*Task to carry out*. Copy each line of the records that holds the string "subject".

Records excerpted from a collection
>> begin
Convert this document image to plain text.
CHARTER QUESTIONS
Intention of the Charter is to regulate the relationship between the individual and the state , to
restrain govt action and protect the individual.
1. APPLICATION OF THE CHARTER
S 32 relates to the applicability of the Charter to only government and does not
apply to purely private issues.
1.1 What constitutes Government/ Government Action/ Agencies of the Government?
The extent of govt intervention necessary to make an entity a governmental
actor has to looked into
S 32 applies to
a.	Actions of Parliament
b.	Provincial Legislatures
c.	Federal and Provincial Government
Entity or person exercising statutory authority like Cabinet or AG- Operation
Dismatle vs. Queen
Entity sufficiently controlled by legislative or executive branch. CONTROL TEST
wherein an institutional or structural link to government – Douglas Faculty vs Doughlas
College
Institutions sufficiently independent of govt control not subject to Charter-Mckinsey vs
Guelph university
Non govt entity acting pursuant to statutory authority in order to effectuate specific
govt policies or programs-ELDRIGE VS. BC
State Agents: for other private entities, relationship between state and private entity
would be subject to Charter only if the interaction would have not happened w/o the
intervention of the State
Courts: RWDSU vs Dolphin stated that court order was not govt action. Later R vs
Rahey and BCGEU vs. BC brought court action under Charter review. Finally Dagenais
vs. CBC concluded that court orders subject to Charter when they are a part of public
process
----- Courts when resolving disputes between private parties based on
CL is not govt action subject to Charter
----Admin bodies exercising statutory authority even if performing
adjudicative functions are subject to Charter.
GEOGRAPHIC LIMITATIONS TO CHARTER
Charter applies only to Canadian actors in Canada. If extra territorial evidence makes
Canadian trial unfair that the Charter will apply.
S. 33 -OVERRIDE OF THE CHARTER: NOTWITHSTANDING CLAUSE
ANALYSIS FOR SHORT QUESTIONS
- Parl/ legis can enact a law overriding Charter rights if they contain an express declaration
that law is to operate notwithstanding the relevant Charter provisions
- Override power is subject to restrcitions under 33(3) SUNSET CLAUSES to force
>> end
*Exercise result*.
Institutions sufficiently independent of govt control not subject to Charter-Mckinsey vs
would be subject to Charter only if the interaction would have not happened w/o the
vs. CBC concluded that court orders subject to Charter when they are a part of public
CL is not govt action subject to Charter
adjudicative functions are subject to Charter.
- Override power is subject to restrcitions under 33(3) SUNSET CLAUSES to force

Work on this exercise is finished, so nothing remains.